* _GIVEN PROBLEM_:
Copy the lines from the one containing "chess-box-photo: ABCDEFGH43214321 (0, 0, 2048, 914)" through the final line, inclusive, changing "product-photo-stage" to "display-stage" and keeping everything else the same.

* _MATERIAL FOR THIS TASK_:
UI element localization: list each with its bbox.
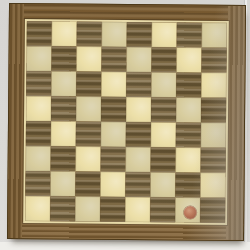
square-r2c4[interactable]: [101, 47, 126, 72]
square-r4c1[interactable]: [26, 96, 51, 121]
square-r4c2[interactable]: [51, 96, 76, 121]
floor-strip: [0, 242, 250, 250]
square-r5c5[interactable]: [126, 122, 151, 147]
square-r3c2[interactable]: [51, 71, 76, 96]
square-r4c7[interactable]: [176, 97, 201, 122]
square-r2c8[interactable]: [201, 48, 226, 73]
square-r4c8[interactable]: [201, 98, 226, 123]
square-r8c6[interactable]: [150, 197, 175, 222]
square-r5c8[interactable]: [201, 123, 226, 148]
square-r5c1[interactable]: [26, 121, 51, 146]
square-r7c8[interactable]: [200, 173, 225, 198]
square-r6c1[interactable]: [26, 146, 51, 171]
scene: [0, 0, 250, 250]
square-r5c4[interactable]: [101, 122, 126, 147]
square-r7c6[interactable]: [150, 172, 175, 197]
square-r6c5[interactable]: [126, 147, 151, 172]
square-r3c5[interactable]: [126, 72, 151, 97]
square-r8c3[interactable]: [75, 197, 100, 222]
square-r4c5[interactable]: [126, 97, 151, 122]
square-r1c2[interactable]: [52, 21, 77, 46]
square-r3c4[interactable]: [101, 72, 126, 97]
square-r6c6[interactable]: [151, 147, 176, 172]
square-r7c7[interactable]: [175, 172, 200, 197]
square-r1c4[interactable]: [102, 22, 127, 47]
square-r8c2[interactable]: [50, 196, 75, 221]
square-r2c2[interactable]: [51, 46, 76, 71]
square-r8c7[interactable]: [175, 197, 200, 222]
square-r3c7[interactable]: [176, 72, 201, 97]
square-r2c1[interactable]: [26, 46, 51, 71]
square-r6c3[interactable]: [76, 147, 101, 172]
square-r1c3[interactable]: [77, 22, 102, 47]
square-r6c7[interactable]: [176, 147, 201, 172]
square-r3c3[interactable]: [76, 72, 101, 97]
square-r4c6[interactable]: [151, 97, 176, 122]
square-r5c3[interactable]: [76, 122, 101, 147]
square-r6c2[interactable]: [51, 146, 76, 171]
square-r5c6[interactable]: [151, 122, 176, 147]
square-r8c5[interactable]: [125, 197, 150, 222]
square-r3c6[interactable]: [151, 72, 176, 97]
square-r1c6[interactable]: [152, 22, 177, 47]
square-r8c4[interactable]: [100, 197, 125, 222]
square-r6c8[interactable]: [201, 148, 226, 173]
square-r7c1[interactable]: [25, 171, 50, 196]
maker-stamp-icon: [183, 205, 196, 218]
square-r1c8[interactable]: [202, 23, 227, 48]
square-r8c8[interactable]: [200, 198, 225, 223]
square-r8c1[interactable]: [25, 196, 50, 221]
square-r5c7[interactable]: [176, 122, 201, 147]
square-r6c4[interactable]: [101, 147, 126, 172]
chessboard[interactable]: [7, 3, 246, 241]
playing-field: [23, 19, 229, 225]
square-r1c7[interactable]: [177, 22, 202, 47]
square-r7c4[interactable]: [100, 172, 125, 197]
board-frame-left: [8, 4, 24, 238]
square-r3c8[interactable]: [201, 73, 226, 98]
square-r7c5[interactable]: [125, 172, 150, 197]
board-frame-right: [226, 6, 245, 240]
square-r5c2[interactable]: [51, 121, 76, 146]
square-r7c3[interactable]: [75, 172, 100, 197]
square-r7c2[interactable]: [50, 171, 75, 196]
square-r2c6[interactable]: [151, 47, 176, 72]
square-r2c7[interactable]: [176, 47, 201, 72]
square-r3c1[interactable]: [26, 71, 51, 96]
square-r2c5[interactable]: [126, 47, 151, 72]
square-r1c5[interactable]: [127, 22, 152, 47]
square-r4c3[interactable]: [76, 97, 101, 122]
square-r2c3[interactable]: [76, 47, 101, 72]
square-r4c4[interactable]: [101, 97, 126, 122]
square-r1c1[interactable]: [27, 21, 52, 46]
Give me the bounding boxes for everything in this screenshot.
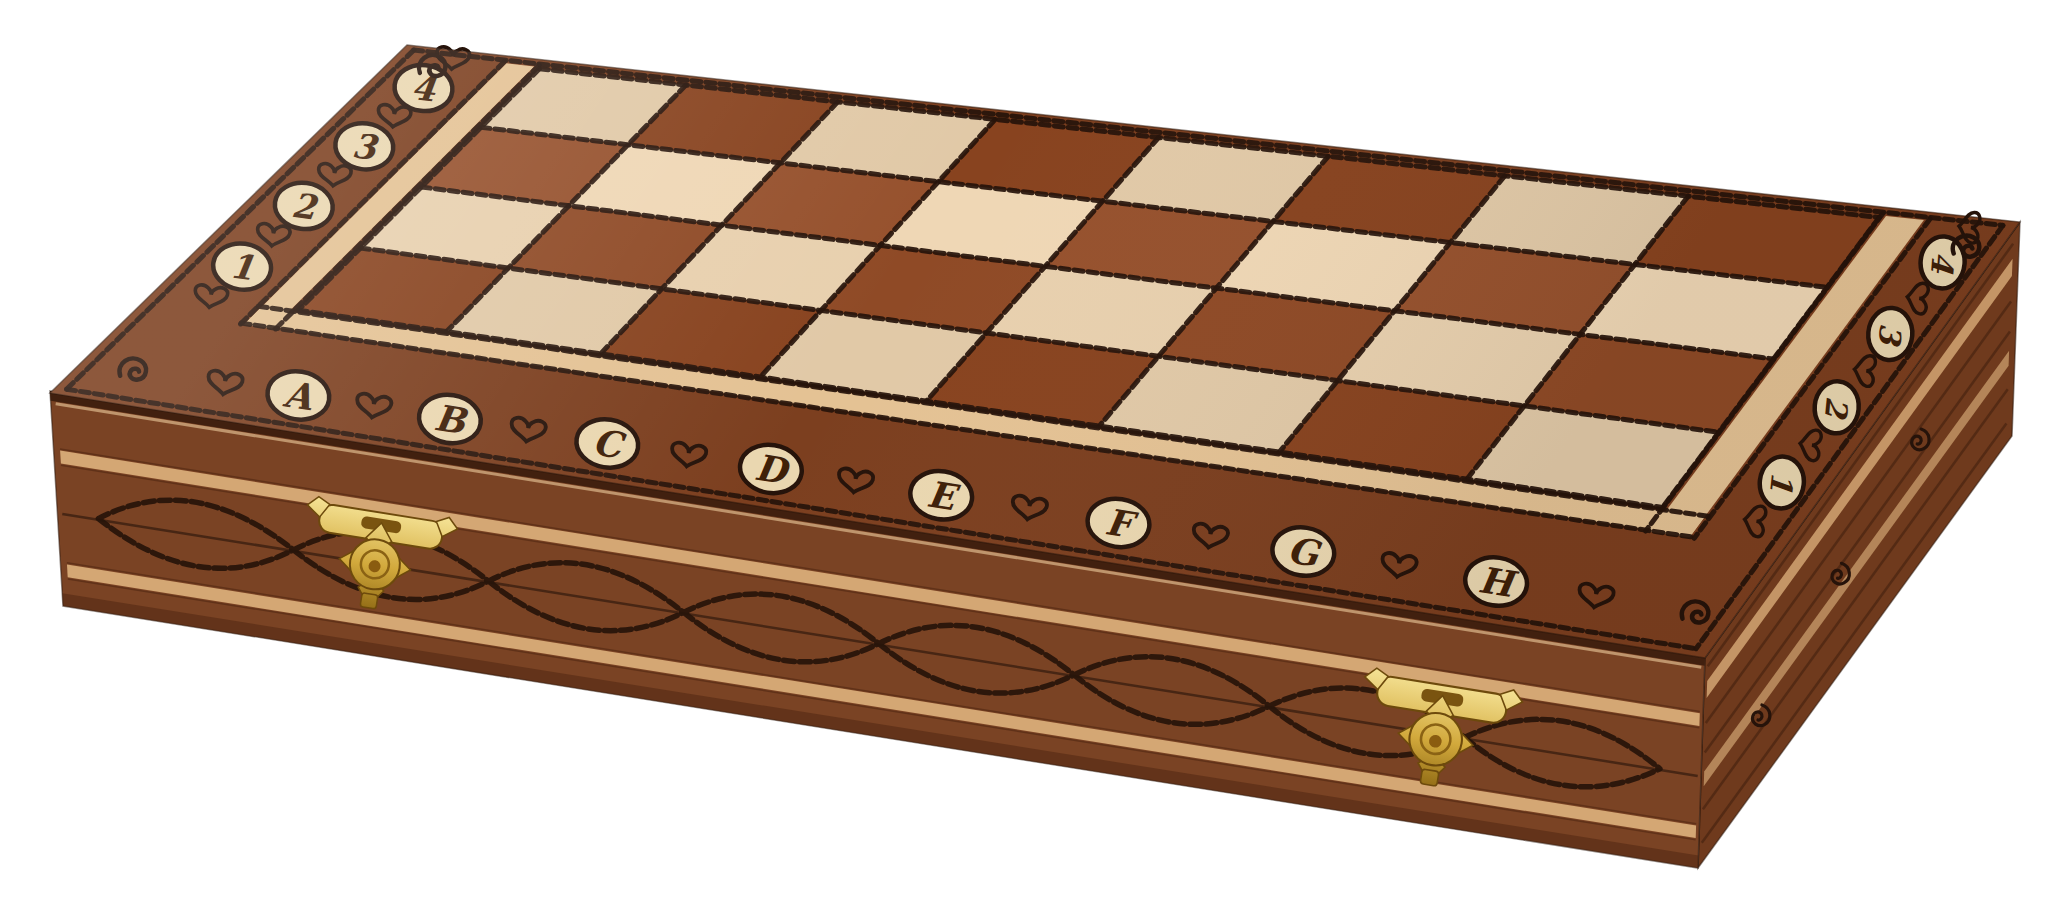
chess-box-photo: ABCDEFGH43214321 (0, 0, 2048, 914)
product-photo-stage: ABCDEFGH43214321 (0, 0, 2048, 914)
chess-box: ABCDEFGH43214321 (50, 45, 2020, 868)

* _THE SOLUTION_:
chess-box-photo: ABCDEFGH43214321 (0, 0, 2048, 914)
display-stage: ABCDEFGH43214321 (0, 0, 2048, 914)
chess-box: ABCDEFGH43214321 (50, 45, 2020, 868)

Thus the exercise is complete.